━━ Records provided

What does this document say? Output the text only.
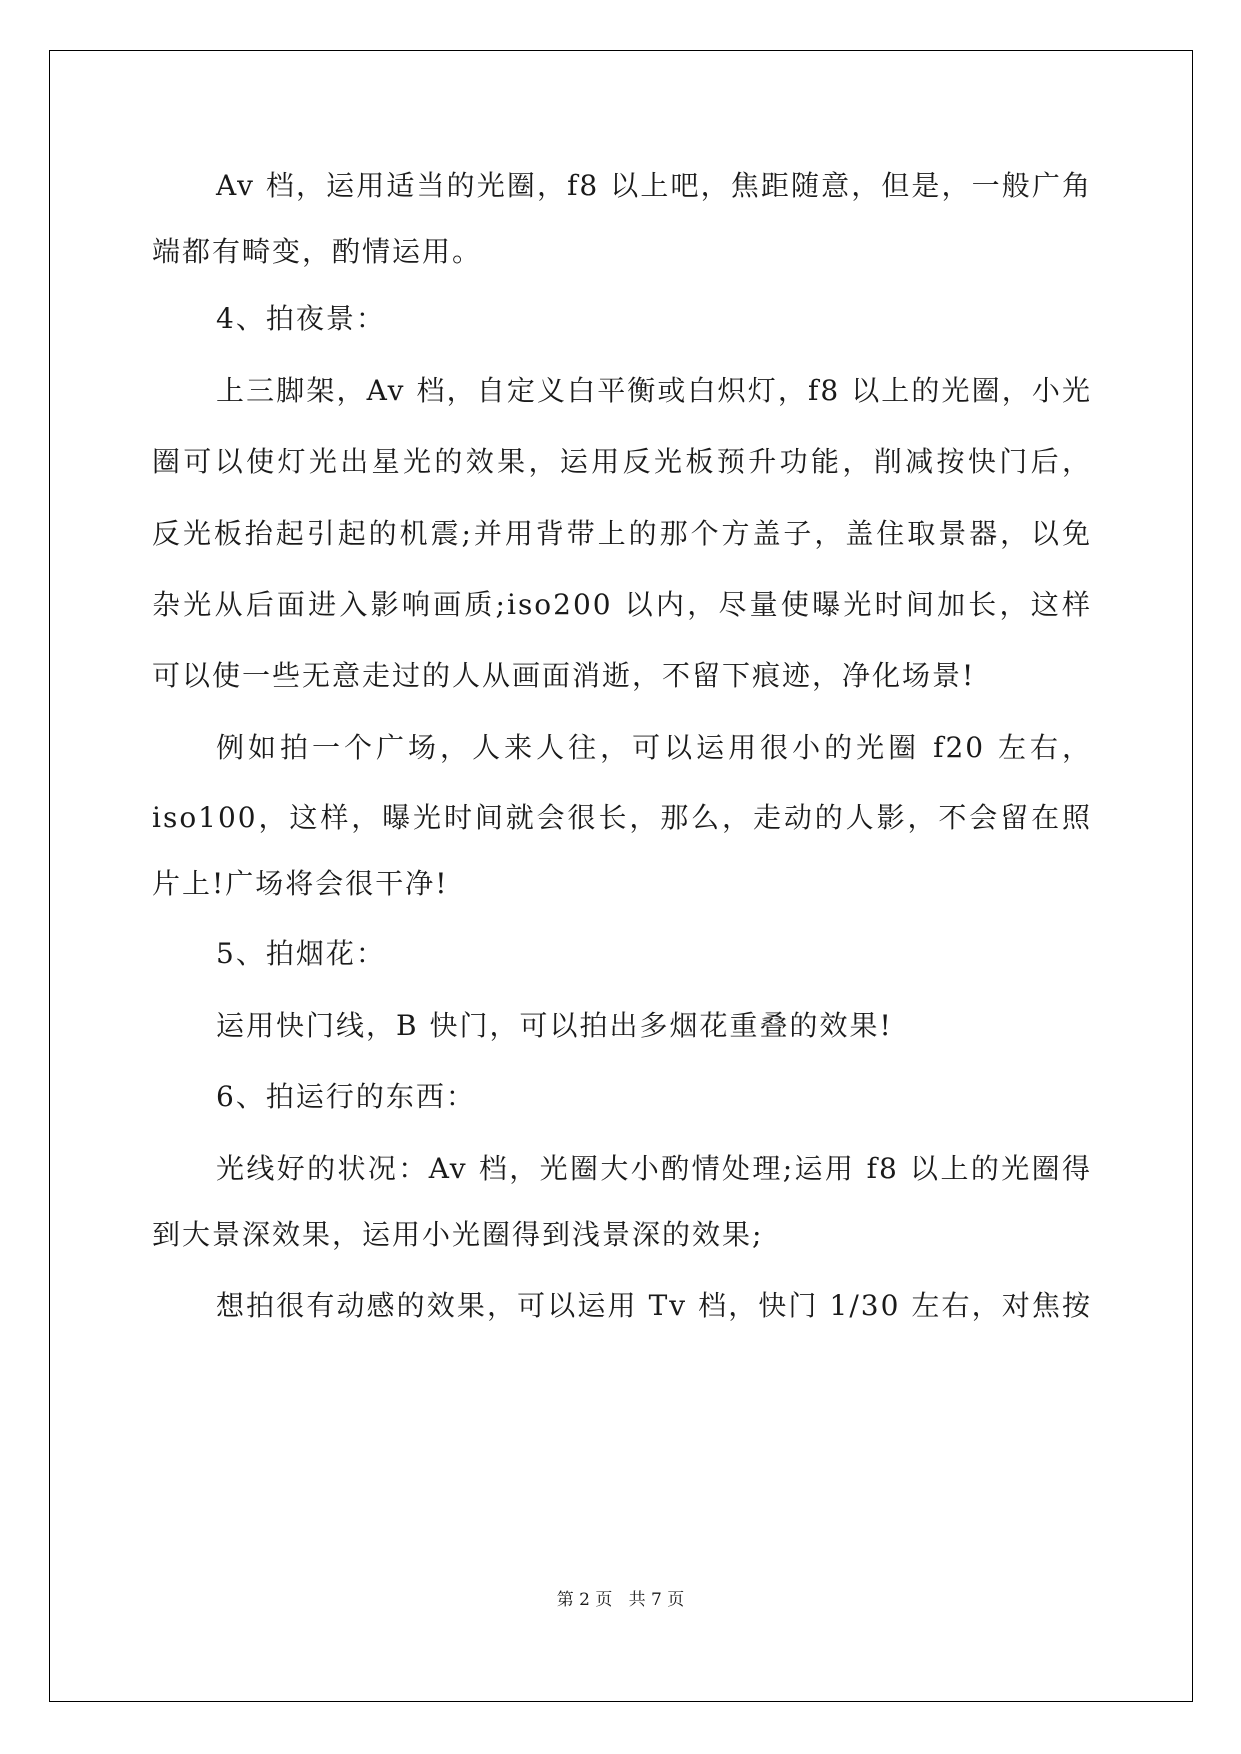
Av 档，运用适当的光圈，f8 以上吧，焦距随意，但是，一般广角
端都有畸变，酌情运用。
4、拍夜景：
上三脚架，Av 档，自定义白平衡或白炽灯，f8 以上的光圈，小光
圈可以使灯光出星光的效果，运用反光板预升功能，削减按快门后，
反光板抬起引起的机震;并用背带上的那个方盖子，盖住取景器，以免
杂光从后面进入影响画质;iso200 以内，尽量使曝光时间加长，这样
可以使一些无意走过的人从画面消逝，不留下痕迹，净化场景!
例如拍一个广场，人来人往，可以运用很小的光圈 f20 左右，
iso100，这样，曝光时间就会很长，那么，走动的人影，不会留在照
片上!广场将会很干净!
5、拍烟花：
运用快门线，B 快门，可以拍出多烟花重叠的效果!
6、拍运行的东西：
光线好的状况：Av 档，光圈大小酌情处理;运用 f8 以上的光圈得
到大景深效果，运用小光圈得到浅景深的效果;
想拍很有动感的效果，可以运用 Tv 档，快门 1/30 左右，对焦按
第 2 页   共 7 页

━━━━

# The request
Without the pictures, retype the whole of the material above exactly.

# Result for this exercise
What does this document say? Output the text only.
Av 档，运用适当的光圈，f8 以上吧，焦距随意，但是，一般广角
端都有畸变，酌情运用。
4、拍夜景：
上三脚架，Av 档，自定义白平衡或白炽灯，f8 以上的光圈，小光
圈可以使灯光出星光的效果，运用反光板预升功能，削减按快门后，
反光板抬起引起的机震;并用背带上的那个方盖子，盖住取景器，以免
杂光从后面进入影响画质;iso200 以内，尽量使曝光时间加长，这样
可以使一些无意走过的人从画面消逝，不留下痕迹，净化场景!
例如拍一个广场，人来人往，可以运用很小的光圈 f20 左右，
iso100，这样，曝光时间就会很长，那么，走动的人影，不会留在照
片上!广场将会很干净!
5、拍烟花：
运用快门线，B 快门，可以拍出多烟花重叠的效果!
6、拍运行的东西：
光线好的状况：Av 档，光圈大小酌情处理;运用 f8 以上的光圈得
到大景深效果，运用小光圈得到浅景深的效果;
想拍很有动感的效果，可以运用 Tv 档，快门 1/30 左右，对焦按
第 2 页   共 7 页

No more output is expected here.